Aim of the exercise
Write out the rows again, starting at the one containing "x-tick-label: 1996 [68,412,80,436]" and ending at the one containing "y-tick-label: £600K [12,93,44,105]", with "event-price" swapped for "sale-price" and nothing else changed.
* start Dataset records *
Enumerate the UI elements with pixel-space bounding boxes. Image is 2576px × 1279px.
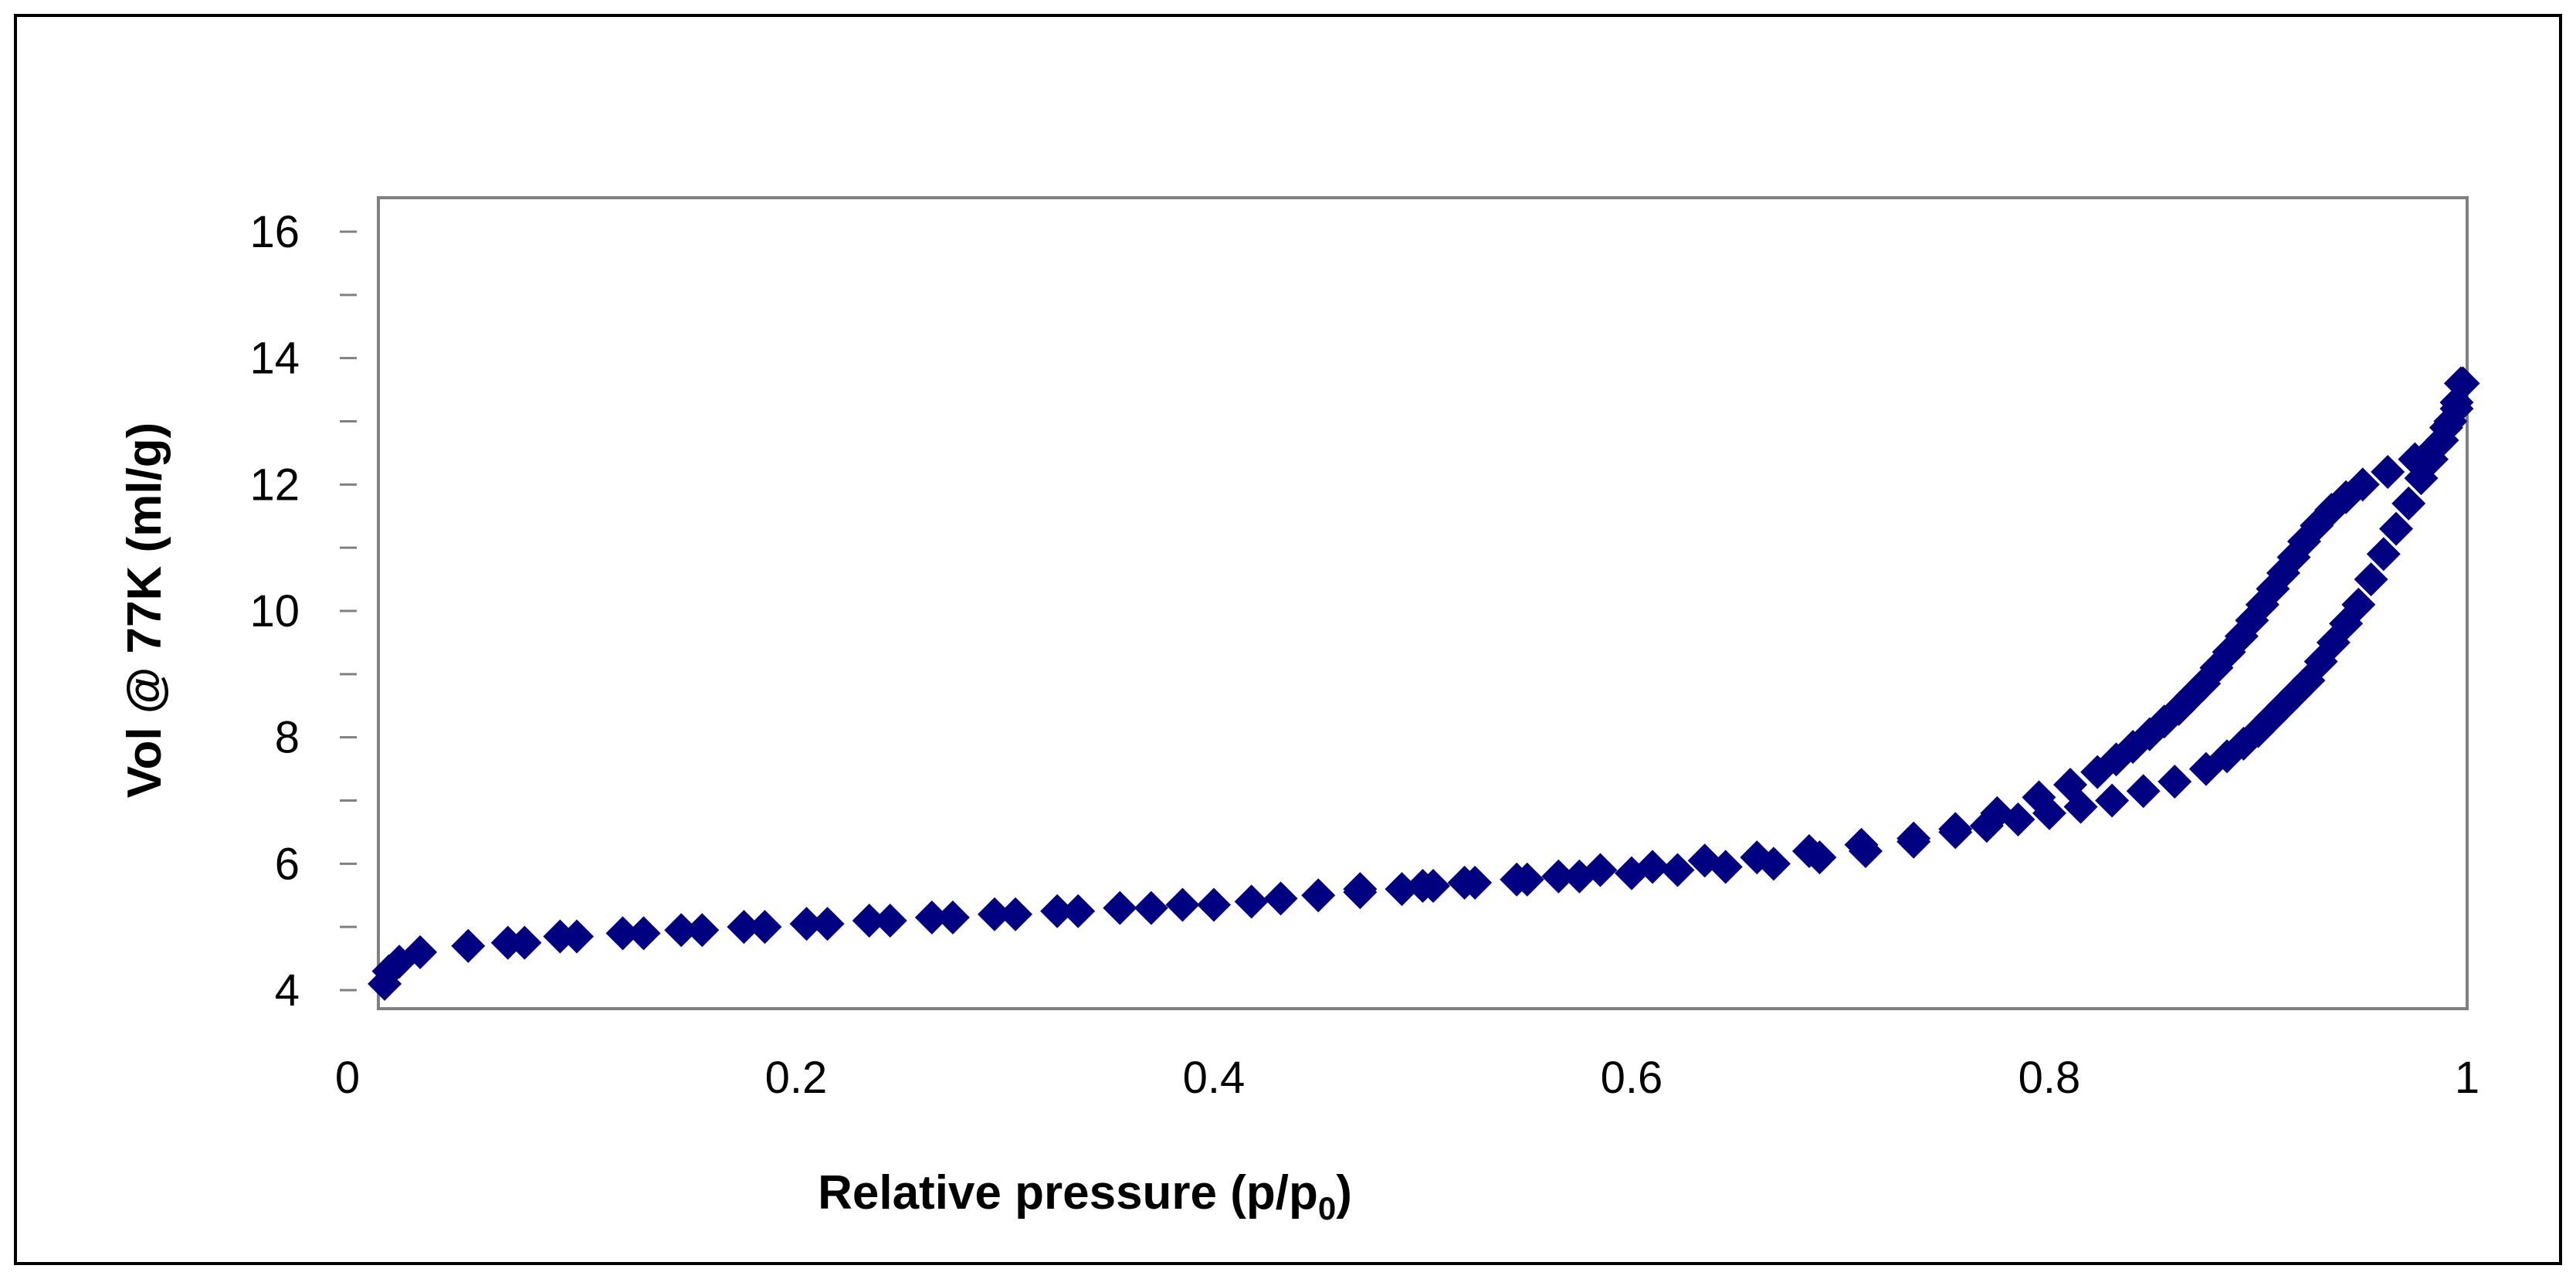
x-tick-label: 0.2 xyxy=(765,1053,828,1103)
desorption-point xyxy=(1405,868,1440,903)
adsorption-point xyxy=(2366,537,2401,572)
adsorption-point xyxy=(2354,562,2388,597)
adsorption-point xyxy=(935,900,970,935)
outer-border xyxy=(14,14,2562,1265)
adsorption-point xyxy=(1165,887,1200,922)
x-tick-label: 1 xyxy=(2455,1053,2479,1103)
y-tick-label: 6 xyxy=(275,839,300,889)
desorption-point xyxy=(1615,856,1649,891)
adsorption-point xyxy=(2095,783,2130,818)
desorption-point xyxy=(1447,865,1482,900)
y-axis-title: Vol @ 77K (ml/g) xyxy=(118,422,171,798)
y-tick-label: 4 xyxy=(275,965,300,1016)
desorption-point xyxy=(1848,833,1883,868)
y-tick-label: 16 xyxy=(249,207,300,257)
adsorption-point xyxy=(727,910,761,945)
desorption-point xyxy=(1896,824,1931,859)
adsorption-point xyxy=(605,916,640,951)
desorption-point xyxy=(2446,366,2480,401)
desorption-point xyxy=(2053,768,2088,802)
adsorption-point xyxy=(810,907,845,941)
desorption-point xyxy=(2371,454,2405,489)
y-tick-label: 12 xyxy=(249,460,300,510)
adsorption-point xyxy=(2157,764,2192,799)
adsorption-point xyxy=(1040,894,1075,928)
adsorption-point xyxy=(559,919,594,954)
desorption-point xyxy=(1938,812,1973,846)
desorption-point xyxy=(1756,846,1791,881)
y-tick-label: 8 xyxy=(275,713,300,763)
adsorption-point xyxy=(1061,894,1096,928)
x-axis-title-main: Relative pressure (p/p xyxy=(818,1166,1318,1220)
desorption-point xyxy=(1980,796,2015,830)
adsorption-point xyxy=(451,928,486,963)
x-tick-label: 0.6 xyxy=(1601,1053,1663,1103)
adsorption-point xyxy=(403,935,438,969)
desorption-point xyxy=(1708,850,1743,884)
adsorption-point xyxy=(747,910,782,945)
adsorption-point xyxy=(914,900,949,935)
adsorption-point xyxy=(1263,881,1298,916)
adsorption-point xyxy=(2391,486,2426,521)
adsorption-point xyxy=(1103,891,1137,925)
adsorption-point xyxy=(507,925,542,960)
adsorption-point xyxy=(2379,511,2414,546)
desorption-point xyxy=(1562,859,1597,894)
desorption-point xyxy=(2022,780,2056,815)
x-axis-title: Relative pressure (p/p0) xyxy=(818,1166,1352,1226)
desorption-point xyxy=(1343,872,1378,907)
adsorption-point xyxy=(852,903,886,938)
adsorption-point xyxy=(1134,891,1168,925)
adsorption-point xyxy=(998,897,1033,931)
adsorption-point xyxy=(2341,587,2376,622)
adsorption-point xyxy=(1385,872,1419,907)
plot-area-border xyxy=(377,196,2469,1010)
plot-layer: 4 6 8 10 12 14 16 0 0.2 0.4 0.6 0.8 1 xyxy=(249,196,2480,1103)
desorption-point xyxy=(1802,840,1837,875)
adsorption-point xyxy=(664,913,699,948)
adsorption-point xyxy=(1301,878,1336,913)
x-tick-label: 0 xyxy=(335,1053,360,1103)
adsorption-point xyxy=(1541,859,1576,894)
adsorption-point xyxy=(789,907,824,941)
adsorption-point xyxy=(1234,884,1269,919)
adsorption-point xyxy=(371,954,406,989)
desorption-point xyxy=(2398,442,2432,477)
adsorption-point xyxy=(977,897,1012,931)
x-axis-title-suffix: ) xyxy=(1336,1166,1352,1220)
x-tick-label: 0.8 xyxy=(2018,1053,2081,1103)
x-axis-title-subscript: 0 xyxy=(1318,1190,1336,1226)
y-tick-label: 10 xyxy=(249,586,300,636)
adsorption-point xyxy=(626,916,661,951)
desorption-point xyxy=(1660,853,1695,887)
adsorption-point xyxy=(1197,887,1231,922)
adsorption-point xyxy=(685,913,720,948)
desorption-point xyxy=(1510,862,1544,897)
y-tick-label: 14 xyxy=(249,334,300,384)
adsorption-point xyxy=(2126,774,2161,809)
adsorption-point xyxy=(873,903,907,938)
x-tick-label: 0.4 xyxy=(1183,1053,1246,1103)
desorption-point xyxy=(2080,755,2115,789)
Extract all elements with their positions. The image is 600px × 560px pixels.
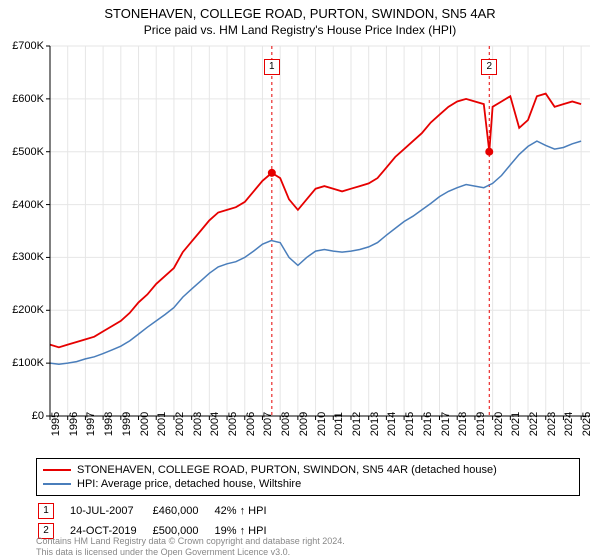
x-tick-label: 1996 [68,412,80,436]
event-price: £460,000 [153,502,213,520]
event-marker-cell: 1 [38,503,54,519]
y-tick-label: £100K [12,357,44,369]
chart-subtitle: Price paid vs. HM Land Registry's House … [0,21,600,37]
y-tick-label: £600K [12,93,44,105]
footer-line-1: Contains HM Land Registry data © Crown c… [36,536,345,547]
x-tick-label: 2013 [369,412,381,436]
x-tick-label: 1997 [85,412,97,436]
legend-swatch [43,469,71,471]
x-tick-label: 2011 [333,412,345,436]
y-tick-label: £500K [12,146,44,158]
legend-label: HPI: Average price, detached house, Wilt… [77,478,301,490]
event-row: 1 10-JUL-2007£460,00042% ↑ HPI [38,502,281,520]
y-tick-label: £0 [32,410,44,422]
x-tick-label: 2025 [581,412,593,436]
legend-swatch [43,483,71,485]
chart-title: STONEHAVEN, COLLEGE ROAD, PURTON, SWINDO… [0,0,600,21]
x-tick-label: 2024 [563,412,575,436]
x-tick-label: 2020 [493,412,505,436]
x-tick-label: 2005 [227,412,239,436]
x-tick-label: 2022 [528,412,540,436]
x-tick-label: 2010 [316,412,328,436]
chart-area [50,46,590,416]
x-tick-label: 2006 [245,412,257,436]
event-marker: 1 [264,59,280,75]
y-tick-label: £300K [12,251,44,263]
x-tick-label: 2021 [510,412,522,436]
legend-label: STONEHAVEN, COLLEGE ROAD, PURTON, SWINDO… [77,464,497,476]
x-tick-label: 2007 [262,412,274,436]
x-tick-label: 2002 [174,412,186,436]
legend-row: HPI: Average price, detached house, Wilt… [43,477,573,491]
x-tick-label: 2001 [156,412,168,436]
x-tick-label: 2016 [422,412,434,436]
x-tick-label: 2009 [298,412,310,436]
x-tick-label: 2017 [440,412,452,436]
x-tick-label: 1999 [121,412,133,436]
x-tick-label: 2012 [351,412,363,436]
event-delta: 42% ↑ HPI [215,502,281,520]
x-tick-label: 2015 [404,412,416,436]
x-tick-label: 2003 [192,412,204,436]
footer: Contains HM Land Registry data © Crown c… [36,536,345,558]
y-tick-label: £200K [12,304,44,316]
y-tick-label: £400K [12,199,44,211]
x-tick-label: 2008 [280,412,292,436]
x-tick-label: 2000 [139,412,151,436]
x-tick-label: 2004 [209,412,221,436]
legend-row: STONEHAVEN, COLLEGE ROAD, PURTON, SWINDO… [43,463,573,477]
event-date: 10-JUL-2007 [70,502,151,520]
x-tick-label: 2023 [546,412,558,436]
event-marker: 2 [481,59,497,75]
x-tick-label: 1995 [50,412,62,436]
y-tick-label: £700K [12,40,44,52]
x-tick-label: 2014 [386,412,398,436]
footer-line-2: This data is licensed under the Open Gov… [36,547,345,558]
chart-svg [50,46,590,416]
x-tick-label: 2018 [457,412,469,436]
x-tick-label: 1998 [103,412,115,436]
legend: STONEHAVEN, COLLEGE ROAD, PURTON, SWINDO… [36,458,580,496]
x-tick-label: 2019 [475,412,487,436]
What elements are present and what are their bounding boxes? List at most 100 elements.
* end Dataset records *
Answer to the problem
x-tick-label: 1996 [68,412,80,436]
sale-price: £460,000 [153,502,213,520]
event-marker-cell: 1 [38,503,54,519]
y-tick-label: £100K [12,357,44,369]
chart-subtitle: Price paid vs. HM Land Registry's House … [0,21,600,37]
y-tick-label: £600K [12,93,44,105]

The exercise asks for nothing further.